**Problem to work on**
All records are to be retyped faithfully and completely.

**Given information**
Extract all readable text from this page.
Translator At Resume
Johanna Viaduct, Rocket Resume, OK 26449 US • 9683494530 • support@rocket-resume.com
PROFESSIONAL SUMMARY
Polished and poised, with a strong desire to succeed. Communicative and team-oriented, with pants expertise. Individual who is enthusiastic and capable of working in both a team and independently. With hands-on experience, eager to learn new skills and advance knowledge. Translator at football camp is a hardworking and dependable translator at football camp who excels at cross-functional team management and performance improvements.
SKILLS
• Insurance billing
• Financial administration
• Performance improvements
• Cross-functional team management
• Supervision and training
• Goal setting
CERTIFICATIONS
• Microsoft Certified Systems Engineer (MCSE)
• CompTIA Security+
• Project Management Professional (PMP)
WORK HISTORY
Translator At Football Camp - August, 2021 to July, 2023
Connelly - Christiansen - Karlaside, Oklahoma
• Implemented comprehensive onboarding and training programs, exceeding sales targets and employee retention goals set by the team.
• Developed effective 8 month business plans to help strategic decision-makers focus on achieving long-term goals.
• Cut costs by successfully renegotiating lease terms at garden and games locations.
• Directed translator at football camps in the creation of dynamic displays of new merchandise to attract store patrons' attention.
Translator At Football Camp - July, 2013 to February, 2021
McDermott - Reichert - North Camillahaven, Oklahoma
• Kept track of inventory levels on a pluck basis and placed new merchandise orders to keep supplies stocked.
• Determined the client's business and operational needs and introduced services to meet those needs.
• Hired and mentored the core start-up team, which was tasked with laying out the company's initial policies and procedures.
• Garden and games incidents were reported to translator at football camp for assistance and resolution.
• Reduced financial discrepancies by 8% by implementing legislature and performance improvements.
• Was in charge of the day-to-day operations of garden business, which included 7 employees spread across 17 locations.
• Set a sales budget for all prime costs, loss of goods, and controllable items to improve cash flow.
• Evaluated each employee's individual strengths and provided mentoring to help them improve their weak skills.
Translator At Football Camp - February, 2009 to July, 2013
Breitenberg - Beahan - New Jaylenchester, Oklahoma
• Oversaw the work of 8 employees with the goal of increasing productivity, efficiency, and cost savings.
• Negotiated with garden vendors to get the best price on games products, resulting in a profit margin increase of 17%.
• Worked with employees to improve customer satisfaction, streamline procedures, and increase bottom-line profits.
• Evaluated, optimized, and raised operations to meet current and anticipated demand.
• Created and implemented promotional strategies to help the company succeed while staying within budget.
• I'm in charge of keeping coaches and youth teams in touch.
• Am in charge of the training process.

**Final result**
Extract all readable text from this page.
Translator At Resume
Johanna Viaduct, Rocket Resume, OK 26449 US • 9683494530 • support@rocket-resume.com
PROFESSIONAL SUMMARY
Polished and poised, with a strong desire to succeed. Communicative and team-oriented, with pants expertise. Individual who is enthusiastic and capable of working in both a team and independently. With hands-on experience, eager to learn new skills and advance knowledge. Translator at football camp is a hardworking and dependable translator at football camp who excels at cross-functional team management and performance improvements.
SKILLS
• Insurance billing
• Financial administration
• Performance improvements
• Cross-functional team management
• Supervision and training
• Goal setting
CERTIFICATIONS
• Microsoft Certified Systems Engineer (MCSE)
• CompTIA Security+
• Project Management Professional (PMP)
WORK HISTORY
Translator At Football Camp - August, 2021 to July, 2023
Connelly - Christiansen - Karlaside, Oklahoma
• Implemented comprehensive onboarding and training programs, exceeding sales targets and employee retention goals set by the team.
• Developed effective 8 month business plans to help strategic decision-makers focus on achieving long-term goals.
• Cut costs by successfully renegotiating lease terms at garden and games locations.
• Directed translator at football camps in the creation of dynamic displays of new merchandise to attract store patrons' attention.
Translator At Football Camp - July, 2013 to February, 2021
McDermott - Reichert - North Camillahaven, Oklahoma
• Kept track of inventory levels on a pluck basis and placed new merchandise orders to keep supplies stocked.
• Determined the client's business and operational needs and introduced services to meet those needs.
• Hired and mentored the core start-up team, which was tasked with laying out the company's initial policies and procedures.
• Garden and games incidents were reported to translator at football camp for assistance and resolution.
• Reduced financial discrepancies by 8% by implementing legislature and performance improvements.
• Was in charge of the day-to-day operations of garden business, which included 7 employees spread across 17 locations.
• Set a sales budget for all prime costs, loss of goods, and controllable items to improve cash flow.
• Evaluated each employee's individual strengths and provided mentoring to help them improve their weak skills.
Translator At Football Camp - February, 2009 to July, 2013
Breitenberg - Beahan - New Jaylenchester, Oklahoma
• Oversaw the work of 8 employees with the goal of increasing productivity, efficiency, and cost savings.
• Negotiated with garden vendors to get the best price on games products, resulting in a profit margin increase of 17%.
• Worked with employees to improve customer satisfaction, streamline procedures, and increase bottom-line profits.
• Evaluated, optimized, and raised operations to meet current and anticipated demand.
• Created and implemented promotional strategies to help the company succeed while staying within budget.
• I'm in charge of keeping coaches and youth teams in touch.
• Am in charge of the training process.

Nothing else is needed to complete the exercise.